§ **Exercise objective**: Copy all lines that contain the word "аналоговому".

+++

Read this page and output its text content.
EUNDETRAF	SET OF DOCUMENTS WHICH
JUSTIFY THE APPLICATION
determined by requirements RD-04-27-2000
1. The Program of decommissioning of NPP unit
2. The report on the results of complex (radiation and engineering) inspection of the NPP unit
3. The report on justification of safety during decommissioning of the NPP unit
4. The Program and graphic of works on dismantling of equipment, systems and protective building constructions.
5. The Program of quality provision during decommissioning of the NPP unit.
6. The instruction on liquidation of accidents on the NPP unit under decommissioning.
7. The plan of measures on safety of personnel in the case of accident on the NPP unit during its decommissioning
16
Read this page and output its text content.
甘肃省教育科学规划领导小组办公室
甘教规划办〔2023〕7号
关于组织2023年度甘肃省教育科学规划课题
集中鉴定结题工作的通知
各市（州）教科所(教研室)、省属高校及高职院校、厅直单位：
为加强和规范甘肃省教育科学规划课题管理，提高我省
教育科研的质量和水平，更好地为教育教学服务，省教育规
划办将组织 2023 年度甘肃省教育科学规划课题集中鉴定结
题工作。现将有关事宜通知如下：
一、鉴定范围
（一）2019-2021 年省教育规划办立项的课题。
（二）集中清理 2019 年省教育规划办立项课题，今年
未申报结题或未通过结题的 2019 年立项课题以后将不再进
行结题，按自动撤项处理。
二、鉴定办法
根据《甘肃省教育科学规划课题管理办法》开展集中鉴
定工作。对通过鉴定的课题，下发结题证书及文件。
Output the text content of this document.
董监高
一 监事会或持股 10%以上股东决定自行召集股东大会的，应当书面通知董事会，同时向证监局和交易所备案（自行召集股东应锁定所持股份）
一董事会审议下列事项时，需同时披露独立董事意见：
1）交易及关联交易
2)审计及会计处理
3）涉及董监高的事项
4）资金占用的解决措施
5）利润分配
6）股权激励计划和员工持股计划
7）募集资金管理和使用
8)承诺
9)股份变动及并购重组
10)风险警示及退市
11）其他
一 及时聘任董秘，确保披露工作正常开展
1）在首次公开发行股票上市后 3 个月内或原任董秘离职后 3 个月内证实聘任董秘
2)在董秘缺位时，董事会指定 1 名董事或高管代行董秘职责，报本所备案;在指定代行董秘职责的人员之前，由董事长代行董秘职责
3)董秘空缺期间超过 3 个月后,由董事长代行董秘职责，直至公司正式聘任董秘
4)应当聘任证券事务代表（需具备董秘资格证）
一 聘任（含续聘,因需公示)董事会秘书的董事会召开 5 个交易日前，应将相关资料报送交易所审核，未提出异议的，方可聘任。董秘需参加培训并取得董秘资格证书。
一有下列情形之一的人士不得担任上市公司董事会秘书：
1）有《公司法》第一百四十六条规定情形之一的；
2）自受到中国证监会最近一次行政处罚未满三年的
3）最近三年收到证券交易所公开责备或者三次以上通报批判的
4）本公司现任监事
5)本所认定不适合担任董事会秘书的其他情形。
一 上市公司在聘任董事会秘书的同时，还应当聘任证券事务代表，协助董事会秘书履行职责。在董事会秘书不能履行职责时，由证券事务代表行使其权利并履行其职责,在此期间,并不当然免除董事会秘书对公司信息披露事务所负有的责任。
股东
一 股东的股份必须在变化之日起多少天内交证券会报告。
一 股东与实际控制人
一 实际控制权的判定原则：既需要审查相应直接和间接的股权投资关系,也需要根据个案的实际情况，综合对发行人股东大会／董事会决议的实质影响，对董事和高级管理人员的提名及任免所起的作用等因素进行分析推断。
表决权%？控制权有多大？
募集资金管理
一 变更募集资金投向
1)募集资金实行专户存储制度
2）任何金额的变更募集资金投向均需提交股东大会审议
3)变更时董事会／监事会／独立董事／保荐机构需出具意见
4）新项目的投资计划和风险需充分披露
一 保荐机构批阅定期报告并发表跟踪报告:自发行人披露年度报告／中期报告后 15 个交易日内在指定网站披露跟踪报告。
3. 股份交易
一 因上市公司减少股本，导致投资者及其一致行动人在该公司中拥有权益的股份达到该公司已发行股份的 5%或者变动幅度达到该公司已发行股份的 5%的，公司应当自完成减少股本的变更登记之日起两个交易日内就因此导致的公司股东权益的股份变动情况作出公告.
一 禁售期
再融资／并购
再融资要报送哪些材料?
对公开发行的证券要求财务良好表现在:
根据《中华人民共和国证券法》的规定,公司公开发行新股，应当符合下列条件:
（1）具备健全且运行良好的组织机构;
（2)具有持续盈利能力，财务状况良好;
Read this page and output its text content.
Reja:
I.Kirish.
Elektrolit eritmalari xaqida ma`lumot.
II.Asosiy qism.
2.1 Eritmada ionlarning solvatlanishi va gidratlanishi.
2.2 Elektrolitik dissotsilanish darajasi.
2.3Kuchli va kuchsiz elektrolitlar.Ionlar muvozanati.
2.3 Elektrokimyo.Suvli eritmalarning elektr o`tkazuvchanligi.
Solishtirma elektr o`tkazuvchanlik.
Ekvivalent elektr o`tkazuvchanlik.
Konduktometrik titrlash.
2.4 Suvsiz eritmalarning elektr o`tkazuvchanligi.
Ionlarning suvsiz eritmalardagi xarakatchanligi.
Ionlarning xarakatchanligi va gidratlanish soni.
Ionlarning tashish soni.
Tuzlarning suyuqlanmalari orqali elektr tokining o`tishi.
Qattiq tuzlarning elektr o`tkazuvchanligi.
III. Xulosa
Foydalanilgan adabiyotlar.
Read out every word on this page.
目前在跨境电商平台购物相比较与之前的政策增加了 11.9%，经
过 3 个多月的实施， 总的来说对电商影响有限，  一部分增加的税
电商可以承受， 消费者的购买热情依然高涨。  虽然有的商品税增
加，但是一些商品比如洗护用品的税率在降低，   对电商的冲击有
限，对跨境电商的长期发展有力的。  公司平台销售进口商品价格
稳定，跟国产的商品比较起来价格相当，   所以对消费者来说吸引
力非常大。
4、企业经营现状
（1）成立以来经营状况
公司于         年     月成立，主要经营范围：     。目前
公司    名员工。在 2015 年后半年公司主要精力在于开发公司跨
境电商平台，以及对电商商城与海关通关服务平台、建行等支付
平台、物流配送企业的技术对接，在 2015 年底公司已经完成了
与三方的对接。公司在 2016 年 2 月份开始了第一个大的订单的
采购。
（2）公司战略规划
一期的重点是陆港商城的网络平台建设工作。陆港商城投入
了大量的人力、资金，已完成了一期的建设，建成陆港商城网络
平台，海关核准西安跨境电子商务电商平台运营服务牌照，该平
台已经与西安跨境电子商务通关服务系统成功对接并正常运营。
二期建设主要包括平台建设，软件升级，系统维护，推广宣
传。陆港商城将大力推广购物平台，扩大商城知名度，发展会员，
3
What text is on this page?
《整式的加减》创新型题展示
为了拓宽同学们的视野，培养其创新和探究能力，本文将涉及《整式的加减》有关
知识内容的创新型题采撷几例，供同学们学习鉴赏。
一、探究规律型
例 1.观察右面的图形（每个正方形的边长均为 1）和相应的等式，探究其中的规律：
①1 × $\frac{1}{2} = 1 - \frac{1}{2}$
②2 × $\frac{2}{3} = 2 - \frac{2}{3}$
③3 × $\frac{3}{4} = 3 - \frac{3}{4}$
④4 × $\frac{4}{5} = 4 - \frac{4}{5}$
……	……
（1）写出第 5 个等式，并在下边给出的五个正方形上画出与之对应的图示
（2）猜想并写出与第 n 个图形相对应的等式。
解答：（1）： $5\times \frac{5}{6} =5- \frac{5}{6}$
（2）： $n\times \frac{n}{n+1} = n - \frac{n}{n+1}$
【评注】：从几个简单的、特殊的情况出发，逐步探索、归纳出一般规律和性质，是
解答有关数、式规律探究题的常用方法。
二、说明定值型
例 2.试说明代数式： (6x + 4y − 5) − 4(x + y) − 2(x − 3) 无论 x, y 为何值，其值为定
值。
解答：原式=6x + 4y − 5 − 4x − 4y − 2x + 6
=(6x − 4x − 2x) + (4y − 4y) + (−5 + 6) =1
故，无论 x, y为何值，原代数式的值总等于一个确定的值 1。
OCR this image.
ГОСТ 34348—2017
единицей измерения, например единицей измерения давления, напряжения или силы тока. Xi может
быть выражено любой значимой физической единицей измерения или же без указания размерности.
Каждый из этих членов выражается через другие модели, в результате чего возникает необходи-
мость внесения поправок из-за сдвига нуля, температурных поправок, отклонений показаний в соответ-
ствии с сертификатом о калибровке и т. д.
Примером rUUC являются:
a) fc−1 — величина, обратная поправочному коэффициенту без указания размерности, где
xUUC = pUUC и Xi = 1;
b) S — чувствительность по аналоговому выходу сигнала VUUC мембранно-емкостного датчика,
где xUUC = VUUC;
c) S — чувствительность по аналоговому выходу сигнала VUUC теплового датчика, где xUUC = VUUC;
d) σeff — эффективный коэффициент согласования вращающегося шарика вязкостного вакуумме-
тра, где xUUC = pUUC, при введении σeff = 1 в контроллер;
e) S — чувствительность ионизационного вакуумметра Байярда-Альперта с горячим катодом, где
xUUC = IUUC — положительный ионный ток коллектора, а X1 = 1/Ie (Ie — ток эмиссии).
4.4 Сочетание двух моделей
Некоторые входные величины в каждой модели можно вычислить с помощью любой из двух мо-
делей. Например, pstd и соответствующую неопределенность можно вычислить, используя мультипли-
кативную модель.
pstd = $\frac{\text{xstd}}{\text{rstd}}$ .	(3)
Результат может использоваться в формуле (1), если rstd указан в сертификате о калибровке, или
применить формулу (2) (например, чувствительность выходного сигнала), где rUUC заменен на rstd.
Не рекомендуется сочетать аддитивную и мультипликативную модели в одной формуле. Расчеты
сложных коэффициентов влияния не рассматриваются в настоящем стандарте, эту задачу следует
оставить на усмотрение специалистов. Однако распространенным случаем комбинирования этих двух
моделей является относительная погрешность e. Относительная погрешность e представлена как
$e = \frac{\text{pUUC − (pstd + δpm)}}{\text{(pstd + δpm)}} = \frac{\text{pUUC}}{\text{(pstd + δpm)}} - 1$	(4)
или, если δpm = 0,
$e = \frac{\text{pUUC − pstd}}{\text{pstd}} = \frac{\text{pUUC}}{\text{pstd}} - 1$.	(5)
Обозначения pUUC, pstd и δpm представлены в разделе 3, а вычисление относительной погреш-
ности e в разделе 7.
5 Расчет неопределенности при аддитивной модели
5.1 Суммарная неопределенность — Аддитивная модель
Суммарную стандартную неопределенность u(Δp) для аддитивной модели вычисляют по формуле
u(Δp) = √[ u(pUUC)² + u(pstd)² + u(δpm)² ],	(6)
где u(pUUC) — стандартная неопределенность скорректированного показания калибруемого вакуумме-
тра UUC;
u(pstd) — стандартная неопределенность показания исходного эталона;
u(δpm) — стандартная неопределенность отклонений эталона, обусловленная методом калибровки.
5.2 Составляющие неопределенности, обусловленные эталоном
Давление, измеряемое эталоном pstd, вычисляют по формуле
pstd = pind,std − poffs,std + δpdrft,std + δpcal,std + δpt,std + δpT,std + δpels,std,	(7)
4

+++

§ **Correct answer**:
b) S — чувствительность по аналоговому выходу сигнала VUUC мембранно-емкостного датчика,
c) S — чувствительность по аналоговому выходу сигнала VUUC теплового датчика, где xUUC = VUUC;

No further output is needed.